--- start ---

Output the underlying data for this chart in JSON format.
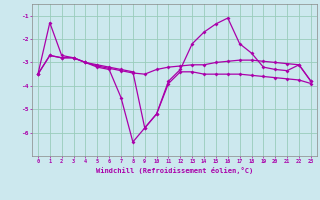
{
  "xlabel": "Windchill (Refroidissement éolien,°C)",
  "background_color": "#cce8ee",
  "grid_color": "#99ccbb",
  "line_color": "#aa00aa",
  "x": [
    0,
    1,
    2,
    3,
    4,
    5,
    6,
    7,
    8,
    9,
    10,
    11,
    12,
    13,
    14,
    15,
    16,
    17,
    18,
    19,
    20,
    21,
    22,
    23
  ],
  "series1": [
    -3.5,
    -1.3,
    -2.7,
    -2.8,
    -3.0,
    -3.1,
    -3.2,
    -3.3,
    -3.4,
    -5.8,
    -5.2,
    -3.8,
    -3.3,
    -2.2,
    -1.7,
    -1.35,
    -1.1,
    -2.2,
    -2.6,
    -3.2,
    -3.3,
    -3.35,
    -3.1,
    -3.8
  ],
  "series2": [
    -3.5,
    -2.7,
    -2.8,
    -2.8,
    -3.0,
    -3.2,
    -3.3,
    -4.5,
    -6.4,
    -5.8,
    -5.2,
    -3.9,
    -3.4,
    -3.4,
    -3.5,
    -3.5,
    -3.5,
    -3.5,
    -3.55,
    -3.6,
    -3.65,
    -3.7,
    -3.75,
    -3.9
  ],
  "series3": [
    -3.5,
    -2.7,
    -2.8,
    -2.8,
    -3.0,
    -3.15,
    -3.25,
    -3.35,
    -3.45,
    -3.5,
    -3.3,
    -3.2,
    -3.15,
    -3.1,
    -3.1,
    -3.0,
    -2.95,
    -2.9,
    -2.9,
    -2.95,
    -3.0,
    -3.05,
    -3.1,
    -3.8
  ],
  "ylim": [
    -7.0,
    -0.5
  ],
  "yticks": [
    -1,
    -2,
    -3,
    -4,
    -5,
    -6
  ],
  "xlim": [
    -0.5,
    23.5
  ]
}
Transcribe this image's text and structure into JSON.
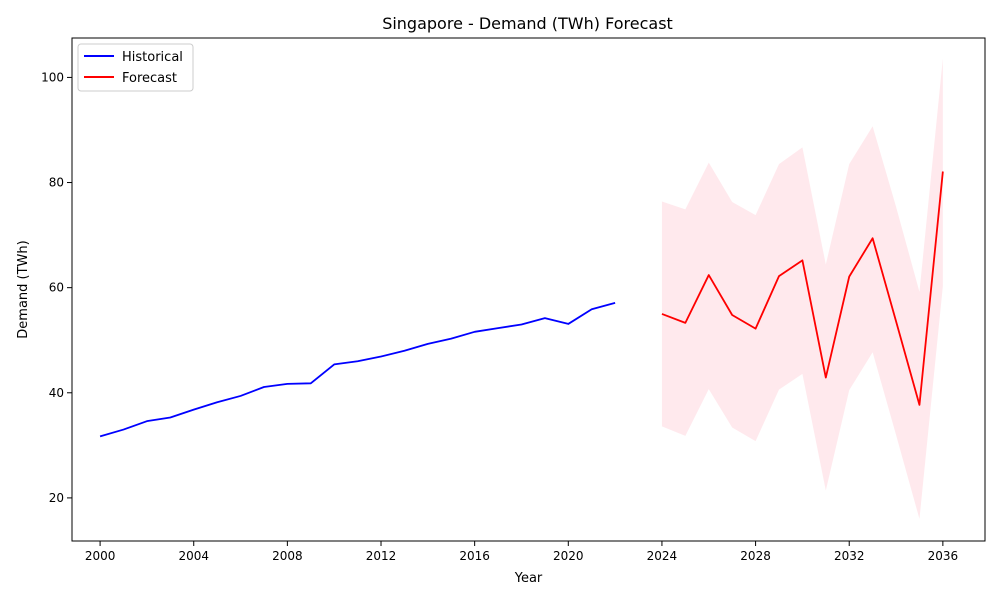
{
  "chart_data": {
    "type": "line",
    "title": "Singapore - Demand (TWh) Forecast",
    "xlabel": "Year",
    "ylabel": "Demand (TWh)",
    "xlim": [
      1998.8,
      2037.8
    ],
    "ylim": [
      11.8,
      107.5
    ],
    "x_ticks": [
      2000,
      2004,
      2008,
      2012,
      2016,
      2020,
      2024,
      2028,
      2032,
      2036
    ],
    "y_ticks": [
      20,
      40,
      60,
      80,
      100
    ],
    "grid": false,
    "legend_position": "top-left",
    "series": [
      {
        "name": "Historical",
        "color": "#0000ff",
        "x": [
          2000,
          2001,
          2002,
          2003,
          2004,
          2005,
          2006,
          2007,
          2008,
          2009,
          2010,
          2011,
          2012,
          2013,
          2014,
          2015,
          2016,
          2017,
          2018,
          2019,
          2020,
          2021,
          2022
        ],
        "y": [
          31.7,
          33.0,
          34.6,
          35.3,
          36.8,
          38.2,
          39.4,
          41.1,
          41.7,
          41.8,
          45.4,
          46.0,
          46.9,
          48.0,
          49.3,
          50.3,
          51.6,
          52.3,
          53.0,
          54.2,
          53.1,
          55.9,
          57.1
        ]
      },
      {
        "name": "Forecast",
        "color": "#ff0000",
        "x": [
          2024,
          2025,
          2026,
          2027,
          2028,
          2029,
          2030,
          2031,
          2032,
          2033,
          2034,
          2035,
          2036
        ],
        "y": [
          55.0,
          53.3,
          62.4,
          54.8,
          52.2,
          62.2,
          65.2,
          42.9,
          62.1,
          69.4,
          53.6,
          37.7,
          82.1
        ],
        "lower": [
          33.6,
          31.8,
          40.7,
          33.4,
          30.8,
          40.6,
          43.6,
          21.4,
          40.5,
          47.7,
          32.0,
          16.0,
          60.3
        ],
        "upper": [
          76.4,
          74.9,
          83.8,
          76.3,
          73.8,
          83.5,
          86.7,
          64.4,
          83.5,
          90.7,
          75.4,
          59.2,
          103.6
        ],
        "band_color": "#ffc0cb"
      }
    ]
  }
}
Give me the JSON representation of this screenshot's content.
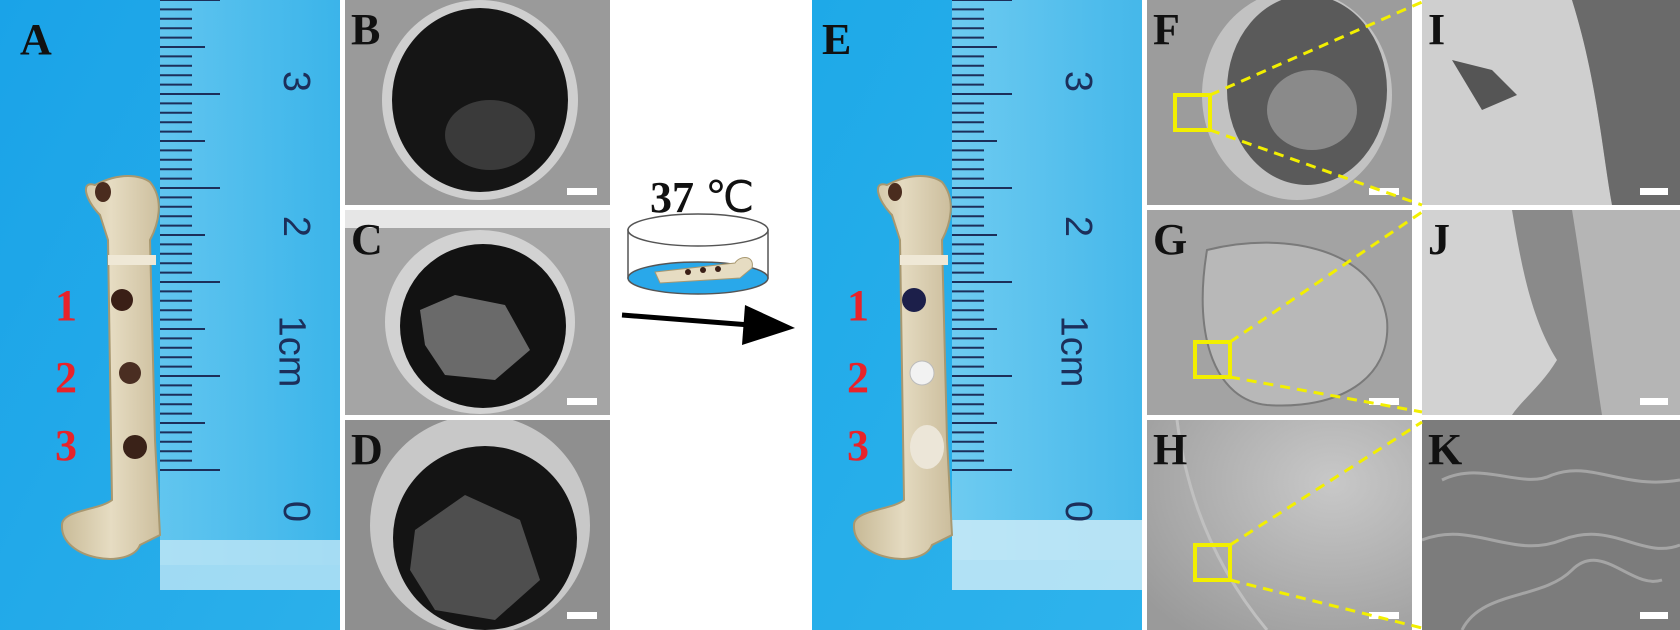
{
  "panels": {
    "A": {
      "label": "A",
      "ruler_ticks": [
        "3",
        "2",
        "1cm",
        "0"
      ],
      "holes": [
        "1",
        "2",
        "3"
      ]
    },
    "B": {
      "label": "B"
    },
    "C": {
      "label": "C"
    },
    "D": {
      "label": "D"
    },
    "E": {
      "label": "E",
      "ruler_ticks": [
        "3",
        "2",
        "1cm",
        "0"
      ],
      "holes": [
        "1",
        "2",
        "3"
      ]
    },
    "F": {
      "label": "F"
    },
    "G": {
      "label": "G"
    },
    "H": {
      "label": "H"
    },
    "I": {
      "label": "I"
    },
    "J": {
      "label": "J"
    },
    "K": {
      "label": "K"
    }
  },
  "incubation": {
    "temperature_value": "37",
    "temperature_unit": "℃"
  },
  "colors": {
    "background_blue": "#1fa6e6",
    "label_red": "#e8232a",
    "highlight_yellow": "#f2ef00",
    "bone": "#d9cdb0"
  }
}
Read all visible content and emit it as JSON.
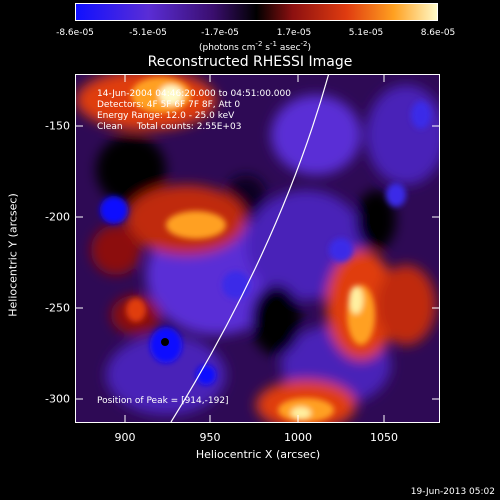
{
  "colorbar": {
    "ticks": [
      "-8.6e-05",
      "-5.1e-05",
      "-1.7e-05",
      "1.7e-05",
      "5.1e-05",
      "8.6e-05"
    ],
    "unit_prefix": "(photons cm",
    "unit_exp1": "-2",
    "unit_mid1": " s",
    "unit_exp2": "-1",
    "unit_mid2": " asec",
    "unit_exp3": "-2",
    "unit_suffix": ")"
  },
  "title": "Reconstructed RHESSI Image",
  "info": {
    "time_range": "14-Jun-2004 04:46:20.000 to 04:51:00.000",
    "detectors": "Detectors: 4F 5F 6F 7F 8F, Att 0",
    "energy_range": "Energy Range: 12.0 - 25.0 keV",
    "algorithm": "Clean     Total counts: 2.55E+03"
  },
  "peak_label": "Position of Peak = [914,-192]",
  "axes": {
    "xlabel": "Heliocentric X (arcsec)",
    "ylabel": "Heliocentric Y (arcsec)",
    "xticks": [
      "900",
      "950",
      "1000",
      "1050"
    ],
    "yticks": [
      "-150",
      "-200",
      "-250",
      "-300"
    ]
  },
  "timestamp": "19-Jun-2013 05:02",
  "colors": {
    "colormap": [
      "#1010ff",
      "#5a2dd6",
      "#3a0e6e",
      "#000000",
      "#8c1010",
      "#e03c10",
      "#ffa020",
      "#fffac8"
    ],
    "limb_line": "#ffffff"
  }
}
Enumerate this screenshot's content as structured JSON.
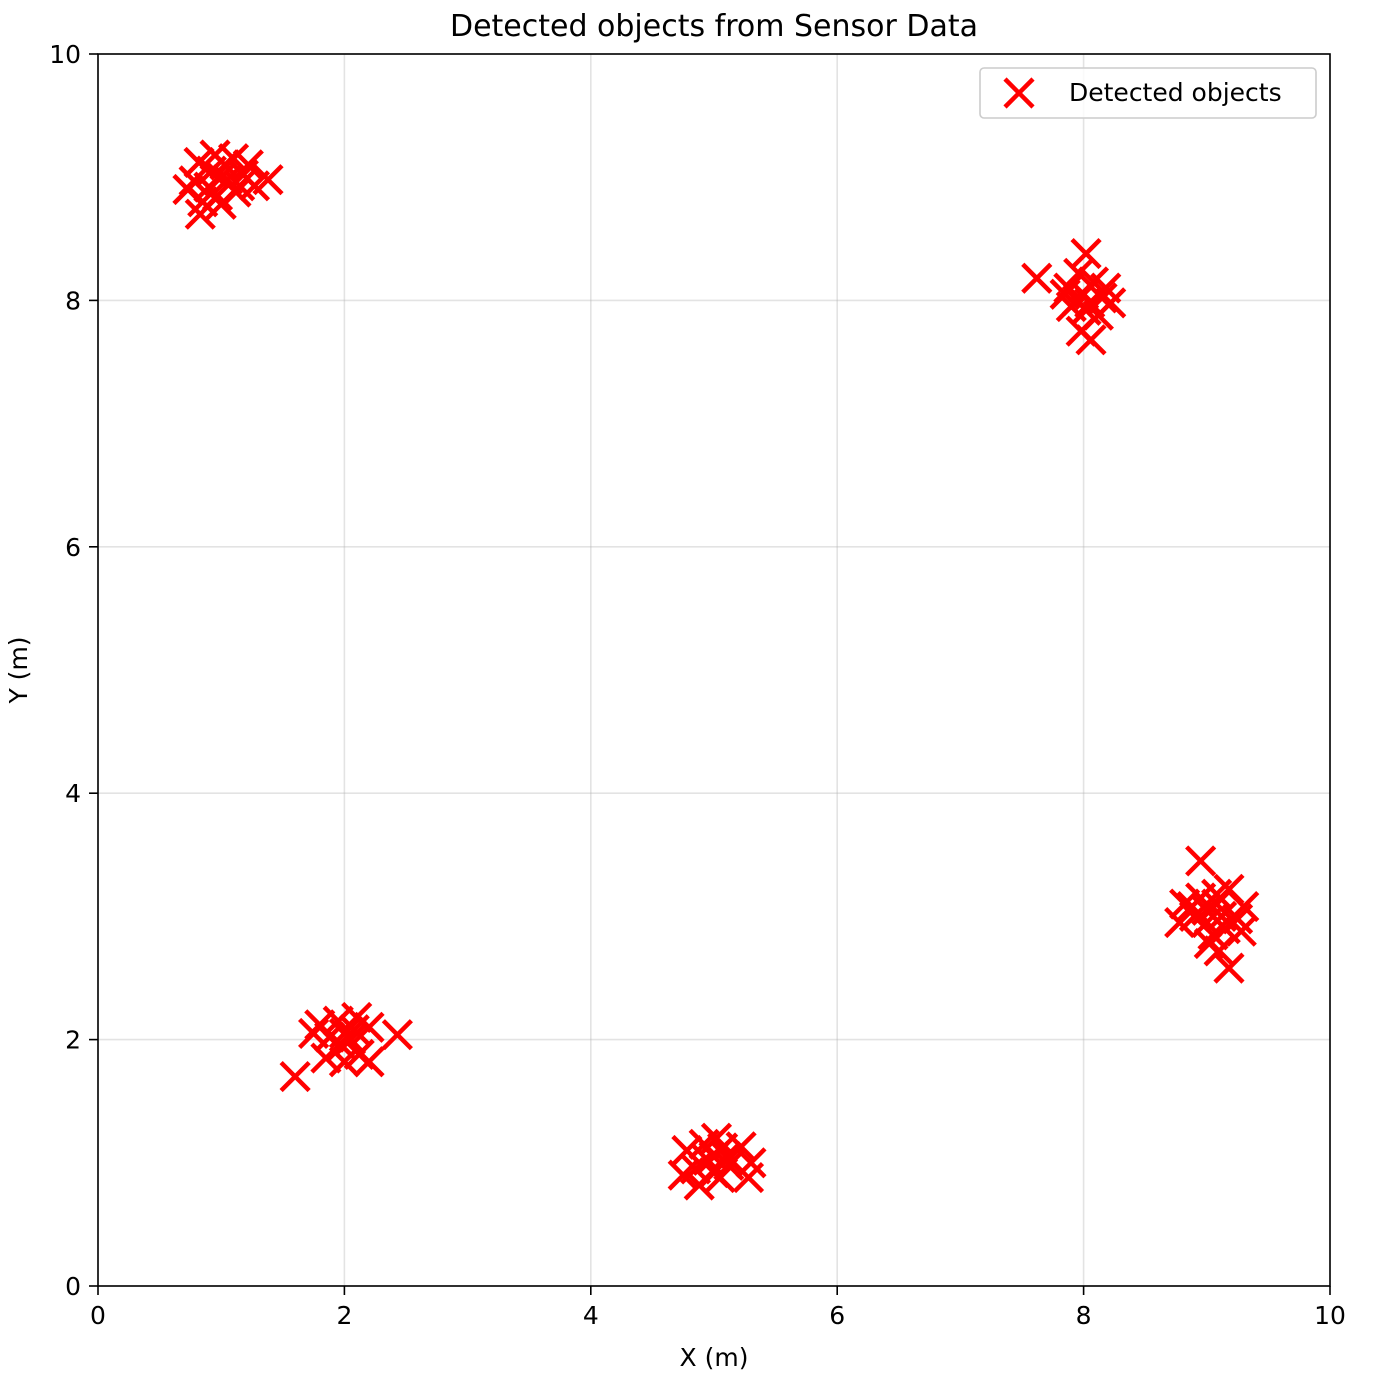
{
  "chart_data": {
    "type": "scatter",
    "title": "Detected objects from Sensor Data",
    "xlabel": "X (m)",
    "ylabel": "Y (m)",
    "xlim": [
      0,
      10
    ],
    "ylim": [
      0,
      10
    ],
    "x_ticks": [
      0,
      2,
      4,
      6,
      8,
      10
    ],
    "y_ticks": [
      0,
      2,
      4,
      6,
      8,
      10
    ],
    "x_tick_labels": [
      "0",
      "2",
      "4",
      "6",
      "8",
      "10"
    ],
    "y_tick_labels": [
      "0",
      "2",
      "4",
      "6",
      "8",
      "10"
    ],
    "grid": true,
    "legend_position": "top-right",
    "marker": "x",
    "series": [
      {
        "name": "Detected objects",
        "color": "#ff0000",
        "points": [
          [
            1.0,
            9.0
          ],
          [
            0.82,
            9.12
          ],
          [
            0.95,
            9.18
          ],
          [
            1.1,
            9.15
          ],
          [
            1.22,
            9.1
          ],
          [
            0.78,
            8.97
          ],
          [
            0.9,
            8.92
          ],
          [
            1.05,
            8.98
          ],
          [
            1.15,
            8.93
          ],
          [
            1.38,
            8.98
          ],
          [
            0.85,
            8.8
          ],
          [
            0.97,
            8.85
          ],
          [
            1.12,
            8.88
          ],
          [
            1.27,
            8.93
          ],
          [
            0.83,
            8.7
          ],
          [
            0.92,
            9.05
          ],
          [
            1.03,
            9.1
          ],
          [
            0.73,
            8.9
          ],
          [
            1.18,
            9.02
          ],
          [
            1.0,
            8.78
          ],
          [
            8.0,
            8.05
          ],
          [
            8.02,
            8.38
          ],
          [
            7.62,
            8.18
          ],
          [
            7.88,
            8.1
          ],
          [
            8.08,
            8.15
          ],
          [
            8.18,
            8.1
          ],
          [
            8.22,
            7.98
          ],
          [
            7.9,
            7.95
          ],
          [
            8.02,
            7.92
          ],
          [
            8.12,
            7.88
          ],
          [
            7.95,
            8.0
          ],
          [
            8.05,
            7.98
          ],
          [
            7.98,
            7.75
          ],
          [
            8.06,
            7.68
          ],
          [
            7.85,
            8.05
          ],
          [
            8.15,
            8.02
          ],
          [
            7.96,
            8.22
          ],
          [
            2.0,
            2.05
          ],
          [
            1.8,
            2.12
          ],
          [
            1.95,
            2.15
          ],
          [
            2.1,
            2.18
          ],
          [
            1.88,
            2.02
          ],
          [
            2.05,
            2.0
          ],
          [
            2.2,
            2.1
          ],
          [
            2.43,
            2.04
          ],
          [
            1.6,
            1.7
          ],
          [
            1.85,
            1.85
          ],
          [
            2.0,
            1.82
          ],
          [
            2.12,
            1.88
          ],
          [
            2.2,
            1.82
          ],
          [
            1.98,
            1.95
          ],
          [
            2.08,
            2.08
          ],
          [
            1.75,
            2.05
          ],
          [
            5.0,
            1.05
          ],
          [
            4.78,
            1.1
          ],
          [
            4.92,
            1.15
          ],
          [
            5.07,
            1.12
          ],
          [
            5.22,
            1.13
          ],
          [
            4.85,
            0.95
          ],
          [
            5.0,
            0.92
          ],
          [
            5.12,
            0.98
          ],
          [
            5.3,
            1.0
          ],
          [
            4.75,
            0.9
          ],
          [
            4.88,
            0.82
          ],
          [
            5.05,
            0.88
          ],
          [
            5.28,
            0.88
          ],
          [
            4.95,
            1.02
          ],
          [
            5.1,
            1.05
          ],
          [
            5.02,
            1.2
          ],
          [
            9.0,
            3.05
          ],
          [
            8.95,
            3.45
          ],
          [
            8.82,
            3.1
          ],
          [
            8.95,
            3.15
          ],
          [
            9.08,
            3.18
          ],
          [
            9.18,
            3.22
          ],
          [
            9.3,
            3.08
          ],
          [
            8.78,
            2.95
          ],
          [
            9.0,
            2.95
          ],
          [
            9.12,
            3.0
          ],
          [
            9.25,
            2.98
          ],
          [
            8.9,
            3.0
          ],
          [
            9.05,
            2.85
          ],
          [
            9.15,
            2.9
          ],
          [
            9.28,
            2.88
          ],
          [
            9.02,
            2.78
          ],
          [
            9.1,
            2.72
          ],
          [
            9.18,
            2.58
          ],
          [
            9.08,
            3.1
          ],
          [
            8.88,
            3.08
          ]
        ]
      }
    ]
  }
}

--- end ---

State how many lines of the listing include "JSON", and nothing more.

#### Correct result:
5